Task objective: Quote the listing below in its entirety, omitting every image.

Records to use:
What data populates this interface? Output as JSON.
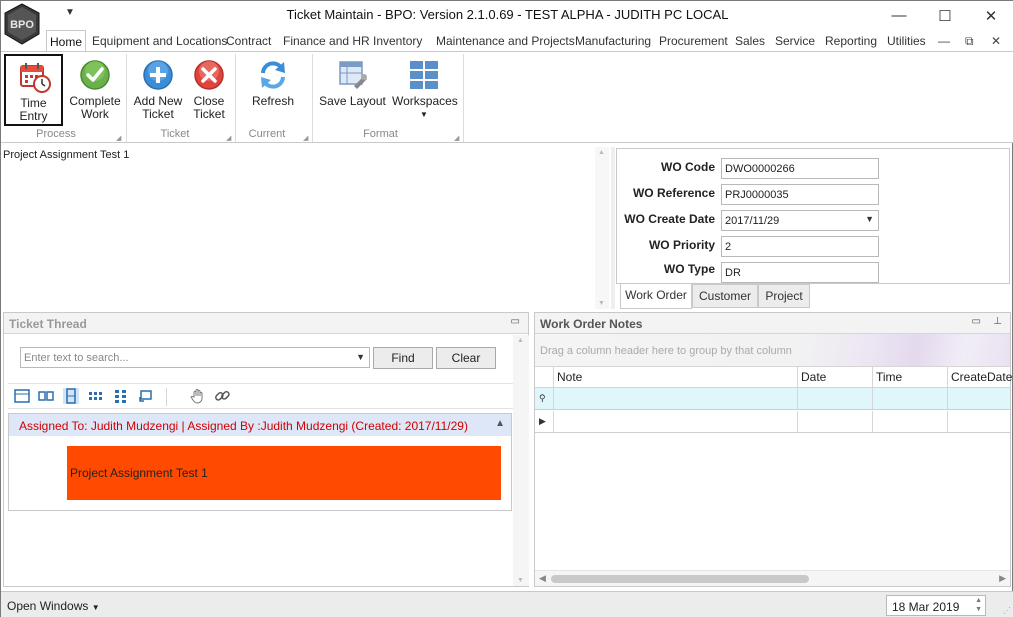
{
  "window": {
    "title": "Ticket Maintain - BPO: Version 2.1.0.69 - TEST ALPHA - JUDITH PC LOCAL",
    "logo_text": "BPO",
    "qat_icon": "dropdown-arrow-icon",
    "controls": {
      "minimize": "—",
      "maximize": "☐",
      "close": "✕"
    }
  },
  "ribbon": {
    "tabs": [
      "Home",
      "Equipment and Locations",
      "Contract",
      "Finance and HR",
      "Inventory",
      "Maintenance and Projects",
      "Manufacturing",
      "Procurement",
      "Sales",
      "Service",
      "Reporting",
      "Utilities"
    ],
    "active_tab": "Home",
    "tab_controls": {
      "minimize": "—",
      "restore": "⧉",
      "close": "✕"
    },
    "groups": {
      "process": {
        "label": "Process",
        "time_entry": "Time Entry",
        "complete_work_1": "Complete",
        "complete_work_2": "Work"
      },
      "ticket": {
        "label": "Ticket",
        "add_new_1": "Add New",
        "add_new_2": "Ticket",
        "close_1": "Close",
        "close_2": "Ticket"
      },
      "current": {
        "label": "Current",
        "refresh": "Refresh"
      },
      "format": {
        "label": "Format",
        "save_layout": "Save Layout",
        "workspaces": "Workspaces"
      }
    }
  },
  "description": {
    "text": "Project Assignment Test 1"
  },
  "work_order": {
    "fields": [
      {
        "label": "WO Code",
        "value": "DWO0000266"
      },
      {
        "label": "WO Reference",
        "value": "PRJ0000035"
      },
      {
        "label": "WO Create Date",
        "value": "2017/11/29"
      },
      {
        "label": "WO Priority",
        "value": "2"
      },
      {
        "label": "WO Type",
        "value": "DR"
      }
    ],
    "tabs": [
      "Work Order",
      "Customer",
      "Project"
    ],
    "active_tab": "Work Order"
  },
  "ticket_thread": {
    "title": "Ticket Thread",
    "search_placeholder": "Enter text to search...",
    "find_label": "Find",
    "clear_label": "Clear",
    "toolbar_icons": [
      "layout-single-icon",
      "layout-double-icon",
      "layout-columns-icon",
      "layout-grid-icon",
      "layout-tree-icon",
      "layout-rotate-icon",
      "hand-pan-icon",
      "link-icon"
    ],
    "item": {
      "header": "Assigned To: Judith Mudzengi | Assigned By :Judith Mudzengi (Created: 2017/11/29)",
      "body": "Project Assignment Test 1",
      "body_color": "#ff4a00",
      "header_color": "#d20000"
    }
  },
  "work_order_notes": {
    "title": "Work Order Notes",
    "group_hint": "Drag a column header here to group by that column",
    "columns": [
      "Note",
      "Date",
      "Time",
      "CreateDate"
    ]
  },
  "statusbar": {
    "open_windows": "Open Windows",
    "date": "18 Mar 2019"
  }
}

The response:
What data populates this interface? Output as JSON.
{
  "window": {
    "title": "Ticket Maintain - BPO: Version 2.1.0.69 - TEST ALPHA - JUDITH PC LOCAL",
    "logo_text": "BPO",
    "qat_icon": "dropdown-arrow-icon",
    "controls": {
      "minimize": "—",
      "maximize": "☐",
      "close": "✕"
    }
  },
  "ribbon": {
    "tabs": [
      "Home",
      "Equipment and Locations",
      "Contract",
      "Finance and HR",
      "Inventory",
      "Maintenance and Projects",
      "Manufacturing",
      "Procurement",
      "Sales",
      "Service",
      "Reporting",
      "Utilities"
    ],
    "active_tab": "Home",
    "tab_controls": {
      "minimize": "—",
      "restore": "⧉",
      "close": "✕"
    },
    "groups": {
      "process": {
        "label": "Process",
        "time_entry": "Time Entry",
        "complete_work_1": "Complete",
        "complete_work_2": "Work"
      },
      "ticket": {
        "label": "Ticket",
        "add_new_1": "Add New",
        "add_new_2": "Ticket",
        "close_1": "Close",
        "close_2": "Ticket"
      },
      "current": {
        "label": "Current",
        "refresh": "Refresh"
      },
      "format": {
        "label": "Format",
        "save_layout": "Save Layout",
        "workspaces": "Workspaces"
      }
    }
  },
  "description": {
    "text": "Project Assignment Test 1"
  },
  "work_order": {
    "fields": [
      {
        "label": "WO Code",
        "value": "DWO0000266"
      },
      {
        "label": "WO Reference",
        "value": "PRJ0000035"
      },
      {
        "label": "WO Create Date",
        "value": "2017/11/29"
      },
      {
        "label": "WO Priority",
        "value": "2"
      },
      {
        "label": "WO Type",
        "value": "DR"
      }
    ],
    "tabs": [
      "Work Order",
      "Customer",
      "Project"
    ],
    "active_tab": "Work Order"
  },
  "ticket_thread": {
    "title": "Ticket Thread",
    "search_placeholder": "Enter text to search...",
    "find_label": "Find",
    "clear_label": "Clear",
    "toolbar_icons": [
      "layout-single-icon",
      "layout-double-icon",
      "layout-columns-icon",
      "layout-grid-icon",
      "layout-tree-icon",
      "layout-rotate-icon",
      "hand-pan-icon",
      "link-icon"
    ],
    "item": {
      "header": "Assigned To: Judith Mudzengi | Assigned By :Judith Mudzengi (Created: 2017/11/29)",
      "body": "Project Assignment Test 1",
      "body_color": "#ff4a00",
      "header_color": "#d20000"
    }
  },
  "work_order_notes": {
    "title": "Work Order Notes",
    "group_hint": "Drag a column header here to group by that column",
    "columns": [
      "Note",
      "Date",
      "Time",
      "CreateDate"
    ]
  },
  "statusbar": {
    "open_windows": "Open Windows",
    "date": "18 Mar 2019"
  }
}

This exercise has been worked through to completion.